**Given task:** Copy each line of the records that contains the word "ffffff".

**Data shown:**
──────────

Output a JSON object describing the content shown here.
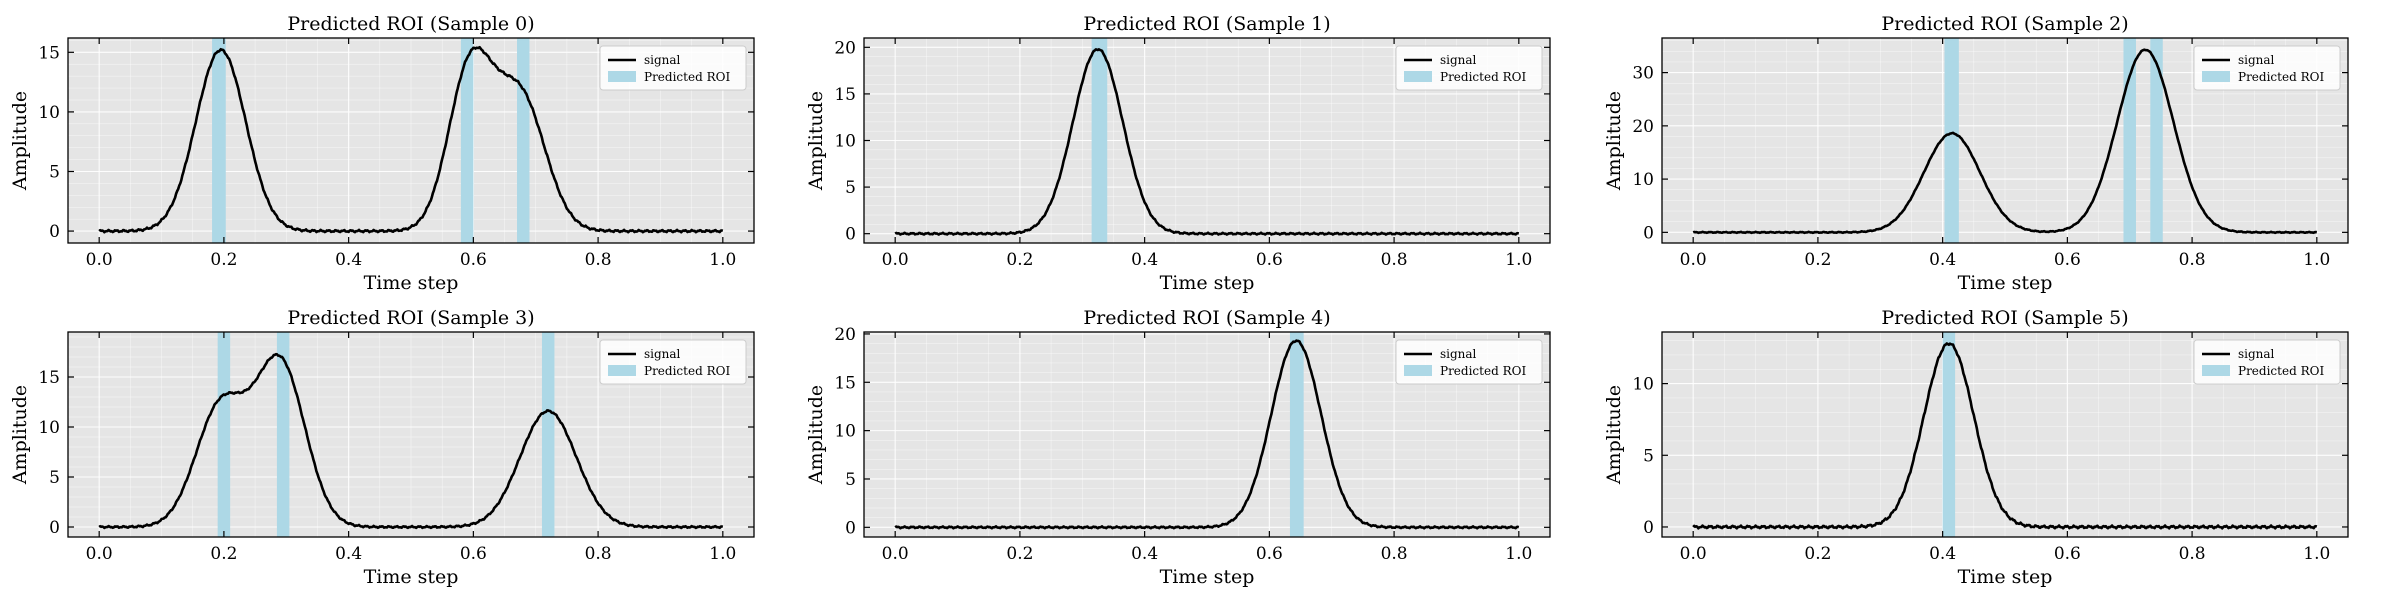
{
  "figure": {
    "ylabel": "Amplitude",
    "xlabel": "Time step",
    "legend_signal": "signal",
    "legend_roi": "Predicted ROI",
    "colors": {
      "signal": "#000000",
      "roi": "#add8e6",
      "plot_bg": "#e5e5e5",
      "grid": "#ffffff"
    }
  },
  "chart_data": [
    {
      "type": "line",
      "title": "Predicted ROI (Sample 0)",
      "xlabel": "Time step",
      "ylabel": "Amplitude",
      "xlim": [
        -0.05,
        1.05
      ],
      "ylim": [
        -1,
        16.2
      ],
      "xticks": [
        "0.0",
        "0.2",
        "0.4",
        "0.6",
        "0.8",
        "1.0"
      ],
      "xtick_values": [
        0,
        0.2,
        0.4,
        0.6,
        0.8,
        1.0
      ],
      "yticks": [
        "0",
        "5",
        "10",
        "15"
      ],
      "ytick_values": [
        0,
        5,
        10,
        15
      ],
      "peaks": [
        {
          "center": 0.195,
          "amp": 15.2,
          "width": 0.04
        },
        {
          "center": 0.595,
          "amp": 13.5,
          "width": 0.035
        },
        {
          "center": 0.675,
          "amp": 11.3,
          "width": 0.04
        }
      ],
      "roi": [
        [
          0.181,
          0.203
        ],
        [
          0.58,
          0.6
        ],
        [
          0.67,
          0.69
        ]
      ],
      "legend": "top-right",
      "grid": true
    },
    {
      "type": "line",
      "title": "Predicted ROI (Sample 1)",
      "xlabel": "Time step",
      "ylabel": "Amplitude",
      "xlim": [
        -0.05,
        1.05
      ],
      "ylim": [
        -1,
        21
      ],
      "xticks": [
        "0.0",
        "0.2",
        "0.4",
        "0.6",
        "0.8",
        "1.0"
      ],
      "xtick_values": [
        0,
        0.2,
        0.4,
        0.6,
        0.8,
        1.0
      ],
      "yticks": [
        "0",
        "5",
        "10",
        "15",
        "20"
      ],
      "ytick_values": [
        0,
        5,
        10,
        15,
        20
      ],
      "peaks": [
        {
          "center": 0.325,
          "amp": 19.8,
          "width": 0.04
        }
      ],
      "roi": [
        [
          0.315,
          0.34
        ]
      ],
      "legend": "top-right",
      "grid": true
    },
    {
      "type": "line",
      "title": "Predicted ROI (Sample 2)",
      "xlabel": "Time step",
      "ylabel": "Amplitude",
      "xlim": [
        -0.05,
        1.05
      ],
      "ylim": [
        -2,
        36.5
      ],
      "xticks": [
        "0.0",
        "0.2",
        "0.4",
        "0.6",
        "0.8",
        "1.0"
      ],
      "xtick_values": [
        0,
        0.2,
        0.4,
        0.6,
        0.8,
        1.0
      ],
      "yticks": [
        "0",
        "10",
        "20",
        "30"
      ],
      "ytick_values": [
        0,
        10,
        20,
        30
      ],
      "peaks": [
        {
          "center": 0.415,
          "amp": 18.6,
          "width": 0.045
        },
        {
          "center": 0.725,
          "amp": 34.3,
          "width": 0.045
        }
      ],
      "roi": [
        [
          0.403,
          0.426
        ],
        [
          0.69,
          0.71
        ],
        [
          0.733,
          0.753
        ]
      ],
      "legend": "top-right",
      "grid": true
    },
    {
      "type": "line",
      "title": "Predicted ROI (Sample 3)",
      "xlabel": "Time step",
      "ylabel": "Amplitude",
      "xlim": [
        -0.05,
        1.05
      ],
      "ylim": [
        -1,
        19.5
      ],
      "xticks": [
        "0.0",
        "0.2",
        "0.4",
        "0.6",
        "0.8",
        "1.0"
      ],
      "xtick_values": [
        0,
        0.2,
        0.4,
        0.6,
        0.8,
        1.0
      ],
      "yticks": [
        "0",
        "5",
        "10",
        "15"
      ],
      "ytick_values": [
        0,
        5,
        10,
        15
      ],
      "peaks": [
        {
          "center": 0.195,
          "amp": 12.0,
          "width": 0.04
        },
        {
          "center": 0.29,
          "amp": 16.4,
          "width": 0.04
        },
        {
          "center": 0.72,
          "amp": 11.6,
          "width": 0.045
        }
      ],
      "roi": [
        [
          0.19,
          0.21
        ],
        [
          0.285,
          0.305
        ],
        [
          0.71,
          0.73
        ]
      ],
      "legend": "top-right",
      "grid": true
    },
    {
      "type": "line",
      "title": "Predicted ROI (Sample 4)",
      "xlabel": "Time step",
      "ylabel": "Amplitude",
      "xlim": [
        -0.05,
        1.05
      ],
      "ylim": [
        -1,
        20.2
      ],
      "xticks": [
        "0.0",
        "0.2",
        "0.4",
        "0.6",
        "0.8",
        "1.0"
      ],
      "xtick_values": [
        0,
        0.2,
        0.4,
        0.6,
        0.8,
        1.0
      ],
      "yticks": [
        "0",
        "5",
        "10",
        "15",
        "20"
      ],
      "ytick_values": [
        0,
        5,
        10,
        15,
        20
      ],
      "peaks": [
        {
          "center": 0.643,
          "amp": 19.3,
          "width": 0.04
        }
      ],
      "roi": [
        [
          0.633,
          0.655
        ]
      ],
      "legend": "top-right",
      "grid": true
    },
    {
      "type": "line",
      "title": "Predicted ROI (Sample 5)",
      "xlabel": "Time step",
      "ylabel": "Amplitude",
      "xlim": [
        -0.05,
        1.05
      ],
      "ylim": [
        -0.7,
        13.6
      ],
      "xticks": [
        "0.0",
        "0.2",
        "0.4",
        "0.6",
        "0.8",
        "1.0"
      ],
      "xtick_values": [
        0,
        0.2,
        0.4,
        0.6,
        0.8,
        1.0
      ],
      "yticks": [
        "0",
        "5",
        "10"
      ],
      "ytick_values": [
        0,
        5,
        10
      ],
      "peaks": [
        {
          "center": 0.41,
          "amp": 12.8,
          "width": 0.04
        }
      ],
      "roi": [
        [
          0.4,
          0.42
        ]
      ],
      "legend": "top-right",
      "grid": true
    }
  ]
}
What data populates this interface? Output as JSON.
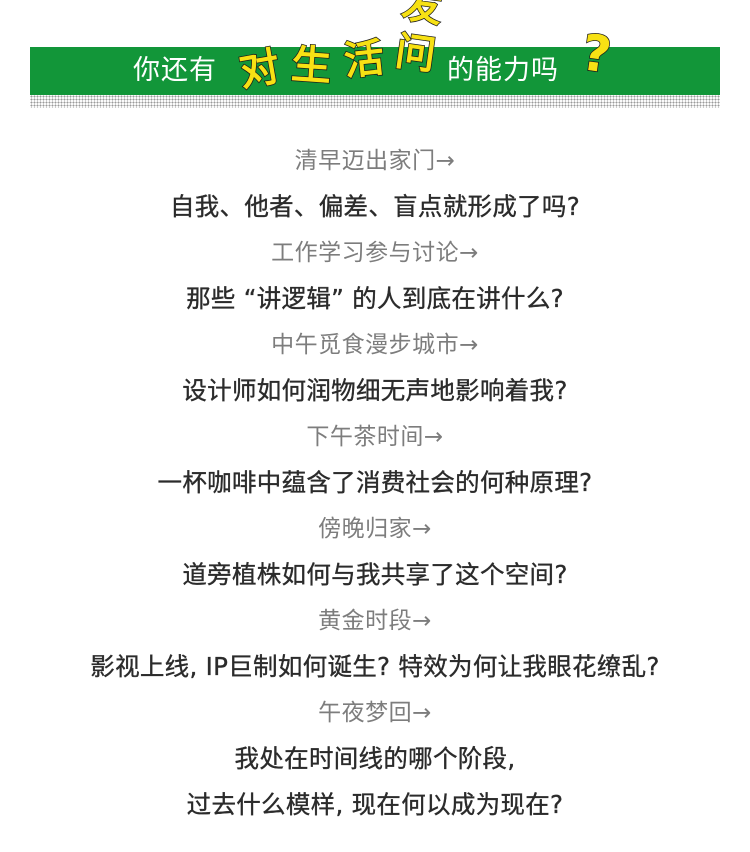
{
  "header": {
    "prefix": "你还有",
    "highlight_chars": [
      "对",
      "生",
      "活",
      "发问"
    ],
    "suffix": "的能力吗",
    "question_mark": "?"
  },
  "colors": {
    "banner_green": "#129639",
    "highlight_yellow": "#f7e114",
    "time_text": "#7d7d7d",
    "question_text": "#2b2b2b"
  },
  "lines": [
    {
      "type": "time",
      "text": "清早迈出家门→"
    },
    {
      "type": "question",
      "text": "自我、他者、偏差、盲点就形成了吗?"
    },
    {
      "type": "time",
      "text": "工作学习参与讨论→"
    },
    {
      "type": "question",
      "text": "那些 “讲逻辑” 的人到底在讲什么?"
    },
    {
      "type": "time",
      "text": "中午觅食漫步城市→"
    },
    {
      "type": "question",
      "text": "设计师如何润物细无声地影响着我?"
    },
    {
      "type": "time",
      "text": "下午茶时间→"
    },
    {
      "type": "question",
      "text": "一杯咖啡中蕴含了消费社会的何种原理?"
    },
    {
      "type": "time",
      "text": "傍晚归家→"
    },
    {
      "type": "question",
      "text": "道旁植株如何与我共享了这个空间?"
    },
    {
      "type": "time",
      "text": "黄金时段→"
    },
    {
      "type": "question",
      "text": "影视上线, IP巨制如何诞生? 特效为何让我眼花缭乱?"
    },
    {
      "type": "time",
      "text": "午夜梦回→"
    },
    {
      "type": "question",
      "text": "我处在时间线的哪个阶段,"
    },
    {
      "type": "question",
      "text": "过去什么模样, 现在何以成为现在?"
    }
  ]
}
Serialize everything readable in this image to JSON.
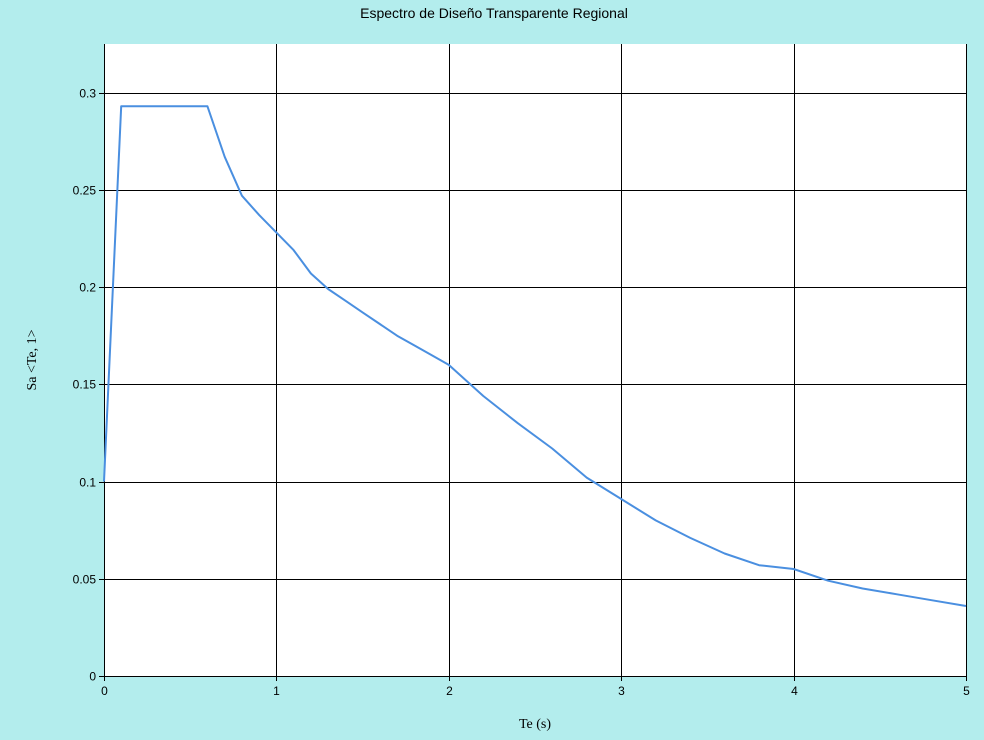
{
  "chart_data": {
    "type": "line",
    "title": "Espectro de Diseño Transparente Regional",
    "xlabel": "Te (s)",
    "ylabel": "Sa <Te, 1>",
    "xlim": [
      0,
      5
    ],
    "ylim": [
      0,
      0.325
    ],
    "grid": true,
    "x_ticks": [
      0,
      1,
      2,
      3,
      4,
      5
    ],
    "x_tick_labels": [
      "0",
      "1",
      "2",
      "3",
      "4",
      "5"
    ],
    "y_ticks": [
      0,
      0.05,
      0.1,
      0.15,
      0.2,
      0.25,
      0.3
    ],
    "y_tick_labels": [
      "0",
      "0.05",
      "0.1",
      "0.15",
      "0.2",
      "0.25",
      "0.3"
    ],
    "colors": {
      "background": "#b3eded",
      "plot_background": "#ffffff",
      "grid": "#000000",
      "line": "#4a8fe0"
    },
    "series": [
      {
        "color": "#4a8fe0",
        "x": [
          0,
          0.1,
          0.6,
          0.7,
          0.8,
          0.9,
          1.0,
          1.1,
          1.2,
          1.3,
          1.4,
          1.5,
          1.6,
          1.7,
          1.8,
          1.9,
          2.0,
          2.2,
          2.4,
          2.6,
          2.8,
          3.0,
          3.2,
          3.4,
          3.6,
          3.8,
          4.0,
          4.2,
          4.4,
          4.6,
          4.8,
          5.0
        ],
        "y": [
          0.1,
          0.293,
          0.293,
          0.267,
          0.247,
          0.237,
          0.228,
          0.219,
          0.207,
          0.199,
          0.193,
          0.187,
          0.181,
          0.175,
          0.17,
          0.165,
          0.16,
          0.144,
          0.13,
          0.117,
          0.102,
          0.091,
          0.08,
          0.071,
          0.063,
          0.057,
          0.055,
          0.049,
          0.045,
          0.042,
          0.039,
          0.036
        ]
      }
    ]
  }
}
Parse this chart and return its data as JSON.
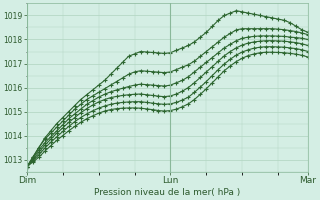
{
  "title": "Pression niveau de la mer( hPa )",
  "bg_color": "#d4eee4",
  "grid_color": "#b0d4c0",
  "line_color": "#2d6630",
  "xlim": [
    0,
    47
  ],
  "ylim": [
    1012.5,
    1019.5
  ],
  "yticks": [
    1013,
    1014,
    1015,
    1016,
    1017,
    1018,
    1019
  ],
  "xtick_labels": [
    "Dim",
    "Lun",
    "Mar"
  ],
  "xtick_positions": [
    0,
    24,
    47
  ],
  "series": [
    [
      1012.7,
      1013.1,
      1013.5,
      1013.9,
      1014.2,
      1014.5,
      1014.75,
      1015.0,
      1015.25,
      1015.5,
      1015.7,
      1015.9,
      1016.1,
      1016.3,
      1016.55,
      1016.8,
      1017.05,
      1017.3,
      1017.4,
      1017.5,
      1017.48,
      1017.46,
      1017.44,
      1017.42,
      1017.45,
      1017.55,
      1017.65,
      1017.75,
      1017.9,
      1018.1,
      1018.3,
      1018.55,
      1018.8,
      1019.0,
      1019.1,
      1019.2,
      1019.15,
      1019.1,
      1019.05,
      1019.0,
      1018.95,
      1018.9,
      1018.85,
      1018.8,
      1018.7,
      1018.55,
      1018.4,
      1018.3
    ],
    [
      1012.7,
      1013.1,
      1013.5,
      1013.85,
      1014.1,
      1014.35,
      1014.6,
      1014.85,
      1015.1,
      1015.3,
      1015.5,
      1015.65,
      1015.8,
      1015.95,
      1016.1,
      1016.25,
      1016.4,
      1016.55,
      1016.65,
      1016.7,
      1016.68,
      1016.66,
      1016.64,
      1016.62,
      1016.65,
      1016.75,
      1016.85,
      1016.95,
      1017.1,
      1017.3,
      1017.5,
      1017.7,
      1017.9,
      1018.1,
      1018.25,
      1018.4,
      1018.45,
      1018.45,
      1018.45,
      1018.45,
      1018.45,
      1018.45,
      1018.43,
      1018.41,
      1018.37,
      1018.33,
      1018.27,
      1018.2
    ],
    [
      1012.7,
      1013.05,
      1013.4,
      1013.7,
      1013.95,
      1014.2,
      1014.45,
      1014.7,
      1014.9,
      1015.1,
      1015.3,
      1015.45,
      1015.6,
      1015.72,
      1015.82,
      1015.9,
      1015.97,
      1016.04,
      1016.1,
      1016.14,
      1016.12,
      1016.1,
      1016.08,
      1016.06,
      1016.1,
      1016.2,
      1016.3,
      1016.45,
      1016.65,
      1016.85,
      1017.05,
      1017.25,
      1017.45,
      1017.65,
      1017.8,
      1017.95,
      1018.05,
      1018.1,
      1018.13,
      1018.15,
      1018.15,
      1018.15,
      1018.14,
      1018.13,
      1018.1,
      1018.08,
      1018.05,
      1018.0
    ],
    [
      1012.7,
      1013.0,
      1013.3,
      1013.6,
      1013.85,
      1014.1,
      1014.32,
      1014.55,
      1014.75,
      1014.95,
      1015.12,
      1015.27,
      1015.4,
      1015.5,
      1015.58,
      1015.63,
      1015.67,
      1015.7,
      1015.72,
      1015.73,
      1015.7,
      1015.67,
      1015.64,
      1015.62,
      1015.65,
      1015.73,
      1015.85,
      1016.0,
      1016.2,
      1016.42,
      1016.65,
      1016.87,
      1017.1,
      1017.32,
      1017.5,
      1017.65,
      1017.77,
      1017.85,
      1017.9,
      1017.93,
      1017.95,
      1017.95,
      1017.94,
      1017.93,
      1017.9,
      1017.87,
      1017.82,
      1017.75
    ],
    [
      1012.7,
      1012.95,
      1013.2,
      1013.48,
      1013.72,
      1013.95,
      1014.17,
      1014.38,
      1014.58,
      1014.75,
      1014.9,
      1015.03,
      1015.14,
      1015.23,
      1015.3,
      1015.35,
      1015.38,
      1015.4,
      1015.41,
      1015.41,
      1015.38,
      1015.35,
      1015.32,
      1015.3,
      1015.32,
      1015.38,
      1015.48,
      1015.6,
      1015.8,
      1016.02,
      1016.25,
      1016.5,
      1016.75,
      1016.98,
      1017.18,
      1017.35,
      1017.48,
      1017.57,
      1017.64,
      1017.68,
      1017.7,
      1017.7,
      1017.69,
      1017.68,
      1017.65,
      1017.62,
      1017.57,
      1017.5
    ],
    [
      1012.7,
      1012.9,
      1013.1,
      1013.35,
      1013.58,
      1013.8,
      1014.0,
      1014.2,
      1014.38,
      1014.55,
      1014.7,
      1014.82,
      1014.93,
      1015.02,
      1015.08,
      1015.12,
      1015.14,
      1015.15,
      1015.15,
      1015.14,
      1015.11,
      1015.08,
      1015.04,
      1015.02,
      1015.04,
      1015.1,
      1015.2,
      1015.32,
      1015.5,
      1015.72,
      1015.95,
      1016.2,
      1016.45,
      1016.7,
      1016.9,
      1017.08,
      1017.22,
      1017.33,
      1017.4,
      1017.45,
      1017.47,
      1017.47,
      1017.46,
      1017.45,
      1017.42,
      1017.39,
      1017.34,
      1017.27
    ]
  ]
}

──────────

**Completed task:**
      "grid": "#ffffff"
      "plot_background": "#ffffff",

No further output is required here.